**SHORT PROBLEM:**
Examine the entries and show every line in which the word "this" is found.

**DATA ENTRIES:**
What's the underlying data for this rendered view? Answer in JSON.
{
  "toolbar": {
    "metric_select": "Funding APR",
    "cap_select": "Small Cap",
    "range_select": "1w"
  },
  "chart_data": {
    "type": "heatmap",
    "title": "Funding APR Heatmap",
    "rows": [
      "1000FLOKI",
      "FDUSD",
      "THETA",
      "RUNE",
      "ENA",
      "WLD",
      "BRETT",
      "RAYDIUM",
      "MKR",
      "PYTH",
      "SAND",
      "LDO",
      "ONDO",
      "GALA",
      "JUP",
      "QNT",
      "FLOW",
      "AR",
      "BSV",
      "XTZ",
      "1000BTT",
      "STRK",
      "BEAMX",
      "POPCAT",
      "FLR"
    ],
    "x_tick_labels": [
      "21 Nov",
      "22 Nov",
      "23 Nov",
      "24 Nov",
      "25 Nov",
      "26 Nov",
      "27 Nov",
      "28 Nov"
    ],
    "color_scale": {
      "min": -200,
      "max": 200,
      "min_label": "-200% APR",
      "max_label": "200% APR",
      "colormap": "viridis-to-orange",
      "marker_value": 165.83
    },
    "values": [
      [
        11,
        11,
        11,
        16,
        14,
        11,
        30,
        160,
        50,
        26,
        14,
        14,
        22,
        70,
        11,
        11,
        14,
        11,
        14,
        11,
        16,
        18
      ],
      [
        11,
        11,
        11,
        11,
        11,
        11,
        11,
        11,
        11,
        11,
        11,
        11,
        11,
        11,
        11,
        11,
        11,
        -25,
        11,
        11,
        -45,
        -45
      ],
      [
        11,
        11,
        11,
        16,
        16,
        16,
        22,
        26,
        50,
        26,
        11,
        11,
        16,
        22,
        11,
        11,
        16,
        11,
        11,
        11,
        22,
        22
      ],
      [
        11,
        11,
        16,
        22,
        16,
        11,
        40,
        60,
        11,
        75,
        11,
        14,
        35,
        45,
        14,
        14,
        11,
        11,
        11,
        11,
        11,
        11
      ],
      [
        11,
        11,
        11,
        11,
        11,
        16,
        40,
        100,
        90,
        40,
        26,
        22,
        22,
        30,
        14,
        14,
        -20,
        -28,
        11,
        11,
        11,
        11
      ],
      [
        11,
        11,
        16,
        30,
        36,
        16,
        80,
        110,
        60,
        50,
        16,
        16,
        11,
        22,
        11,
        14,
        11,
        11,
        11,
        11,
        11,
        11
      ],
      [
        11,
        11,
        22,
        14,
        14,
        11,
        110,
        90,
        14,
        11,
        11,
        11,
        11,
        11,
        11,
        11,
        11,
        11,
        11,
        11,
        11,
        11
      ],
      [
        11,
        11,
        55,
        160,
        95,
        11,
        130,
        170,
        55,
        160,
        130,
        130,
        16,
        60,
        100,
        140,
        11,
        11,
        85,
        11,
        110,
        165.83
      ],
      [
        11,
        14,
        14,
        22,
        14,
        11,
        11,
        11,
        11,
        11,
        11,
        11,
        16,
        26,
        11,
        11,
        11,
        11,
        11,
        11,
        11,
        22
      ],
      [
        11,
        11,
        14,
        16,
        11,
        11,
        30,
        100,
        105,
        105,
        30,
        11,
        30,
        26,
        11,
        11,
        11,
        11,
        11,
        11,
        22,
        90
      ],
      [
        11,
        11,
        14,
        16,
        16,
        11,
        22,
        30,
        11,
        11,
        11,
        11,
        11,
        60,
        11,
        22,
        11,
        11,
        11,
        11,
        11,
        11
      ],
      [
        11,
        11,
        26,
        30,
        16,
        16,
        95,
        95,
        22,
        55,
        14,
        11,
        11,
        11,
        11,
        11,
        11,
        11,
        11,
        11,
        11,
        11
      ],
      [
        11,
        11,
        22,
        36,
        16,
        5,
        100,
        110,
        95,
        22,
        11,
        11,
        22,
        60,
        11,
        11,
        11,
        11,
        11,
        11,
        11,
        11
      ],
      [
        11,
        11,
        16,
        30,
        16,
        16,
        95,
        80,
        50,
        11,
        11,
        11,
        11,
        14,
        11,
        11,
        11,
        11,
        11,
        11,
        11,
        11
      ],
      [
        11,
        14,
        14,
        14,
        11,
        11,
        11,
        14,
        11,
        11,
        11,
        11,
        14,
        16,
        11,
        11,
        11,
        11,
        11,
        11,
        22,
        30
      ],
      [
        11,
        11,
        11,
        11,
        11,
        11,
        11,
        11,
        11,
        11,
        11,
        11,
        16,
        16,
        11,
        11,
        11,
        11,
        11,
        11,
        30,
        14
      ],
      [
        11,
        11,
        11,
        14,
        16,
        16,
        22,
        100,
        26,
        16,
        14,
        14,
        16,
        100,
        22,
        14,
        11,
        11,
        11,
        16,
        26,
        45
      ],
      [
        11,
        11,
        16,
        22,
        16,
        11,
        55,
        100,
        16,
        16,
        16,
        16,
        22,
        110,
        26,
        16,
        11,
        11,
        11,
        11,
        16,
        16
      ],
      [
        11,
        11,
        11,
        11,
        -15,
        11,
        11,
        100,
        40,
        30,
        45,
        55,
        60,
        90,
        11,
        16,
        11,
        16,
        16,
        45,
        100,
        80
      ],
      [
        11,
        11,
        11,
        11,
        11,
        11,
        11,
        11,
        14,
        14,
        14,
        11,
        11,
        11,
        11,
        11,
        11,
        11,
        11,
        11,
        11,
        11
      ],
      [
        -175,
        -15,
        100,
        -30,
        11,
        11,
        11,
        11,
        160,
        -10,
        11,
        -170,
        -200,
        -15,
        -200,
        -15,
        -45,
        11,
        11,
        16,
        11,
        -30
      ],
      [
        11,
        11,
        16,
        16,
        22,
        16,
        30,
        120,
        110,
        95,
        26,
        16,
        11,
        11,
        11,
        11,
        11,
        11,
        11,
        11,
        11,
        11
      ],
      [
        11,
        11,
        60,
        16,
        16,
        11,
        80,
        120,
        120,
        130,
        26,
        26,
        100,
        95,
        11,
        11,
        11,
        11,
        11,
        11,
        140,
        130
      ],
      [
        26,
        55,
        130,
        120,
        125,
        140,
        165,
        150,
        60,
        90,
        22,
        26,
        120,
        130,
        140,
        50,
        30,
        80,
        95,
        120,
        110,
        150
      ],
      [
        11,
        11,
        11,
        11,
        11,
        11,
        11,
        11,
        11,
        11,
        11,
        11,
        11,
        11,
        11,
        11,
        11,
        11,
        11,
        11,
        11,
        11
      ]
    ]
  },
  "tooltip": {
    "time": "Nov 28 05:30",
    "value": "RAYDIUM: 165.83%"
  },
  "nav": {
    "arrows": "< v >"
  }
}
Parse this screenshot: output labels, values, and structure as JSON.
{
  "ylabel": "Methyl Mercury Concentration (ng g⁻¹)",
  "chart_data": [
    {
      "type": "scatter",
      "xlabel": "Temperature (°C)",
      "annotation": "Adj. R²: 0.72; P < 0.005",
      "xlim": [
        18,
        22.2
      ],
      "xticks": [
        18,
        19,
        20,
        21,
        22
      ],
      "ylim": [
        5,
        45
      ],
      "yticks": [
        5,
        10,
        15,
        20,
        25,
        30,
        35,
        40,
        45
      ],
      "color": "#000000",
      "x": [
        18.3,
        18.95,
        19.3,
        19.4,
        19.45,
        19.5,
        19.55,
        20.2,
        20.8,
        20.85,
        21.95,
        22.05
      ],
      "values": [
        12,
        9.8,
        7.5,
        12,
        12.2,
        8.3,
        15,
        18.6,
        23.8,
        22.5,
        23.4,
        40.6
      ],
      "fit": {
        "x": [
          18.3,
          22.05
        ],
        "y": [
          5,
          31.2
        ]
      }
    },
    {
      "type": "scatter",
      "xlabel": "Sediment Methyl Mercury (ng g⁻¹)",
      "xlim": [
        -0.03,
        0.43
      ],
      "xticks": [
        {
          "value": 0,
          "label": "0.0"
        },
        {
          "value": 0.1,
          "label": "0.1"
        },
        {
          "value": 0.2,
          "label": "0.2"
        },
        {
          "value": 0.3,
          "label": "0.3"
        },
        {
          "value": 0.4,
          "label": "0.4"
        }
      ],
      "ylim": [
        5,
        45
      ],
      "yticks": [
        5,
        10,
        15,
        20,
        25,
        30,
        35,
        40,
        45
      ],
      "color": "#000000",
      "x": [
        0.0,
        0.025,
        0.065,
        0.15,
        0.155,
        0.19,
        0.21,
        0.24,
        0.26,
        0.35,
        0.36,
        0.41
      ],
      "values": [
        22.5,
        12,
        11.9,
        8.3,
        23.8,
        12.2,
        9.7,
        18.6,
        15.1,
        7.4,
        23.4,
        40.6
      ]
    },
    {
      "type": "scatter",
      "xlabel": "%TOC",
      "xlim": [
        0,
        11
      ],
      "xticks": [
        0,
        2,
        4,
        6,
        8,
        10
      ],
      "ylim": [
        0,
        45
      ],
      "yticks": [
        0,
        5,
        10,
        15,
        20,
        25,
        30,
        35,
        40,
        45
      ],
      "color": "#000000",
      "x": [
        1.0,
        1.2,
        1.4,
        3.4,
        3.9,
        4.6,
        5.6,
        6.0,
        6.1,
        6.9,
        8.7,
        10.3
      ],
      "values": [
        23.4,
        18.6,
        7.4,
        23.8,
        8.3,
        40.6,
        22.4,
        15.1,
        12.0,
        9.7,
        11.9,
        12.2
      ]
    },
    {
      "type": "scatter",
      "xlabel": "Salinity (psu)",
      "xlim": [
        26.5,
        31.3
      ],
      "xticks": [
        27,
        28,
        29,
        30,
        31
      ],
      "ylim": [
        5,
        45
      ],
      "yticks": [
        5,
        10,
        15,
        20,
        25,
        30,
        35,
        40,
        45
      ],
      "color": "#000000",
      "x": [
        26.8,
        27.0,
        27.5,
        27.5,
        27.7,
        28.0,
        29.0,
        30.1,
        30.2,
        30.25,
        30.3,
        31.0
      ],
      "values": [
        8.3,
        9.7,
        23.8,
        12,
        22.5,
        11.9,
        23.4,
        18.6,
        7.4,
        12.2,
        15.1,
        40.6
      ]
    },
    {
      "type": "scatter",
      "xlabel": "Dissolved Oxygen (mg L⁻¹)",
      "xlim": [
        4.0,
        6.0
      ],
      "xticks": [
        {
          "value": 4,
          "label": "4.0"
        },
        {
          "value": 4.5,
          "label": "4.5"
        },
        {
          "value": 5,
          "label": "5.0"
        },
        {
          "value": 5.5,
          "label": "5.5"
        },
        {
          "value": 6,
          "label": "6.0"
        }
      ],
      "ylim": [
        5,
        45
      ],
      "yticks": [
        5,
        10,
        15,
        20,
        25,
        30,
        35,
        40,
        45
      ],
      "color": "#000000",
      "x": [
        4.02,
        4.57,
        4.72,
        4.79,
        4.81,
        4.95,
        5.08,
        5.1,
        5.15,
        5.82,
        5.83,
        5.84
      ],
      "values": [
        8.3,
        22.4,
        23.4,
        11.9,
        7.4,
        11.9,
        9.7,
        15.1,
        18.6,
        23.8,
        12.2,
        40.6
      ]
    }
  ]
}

**COMPLETE OUTPUT:**
What's the underlying data for this rendered view? Answer in JSON.
Parse this screenshot: output labels, values, and structure as JSON.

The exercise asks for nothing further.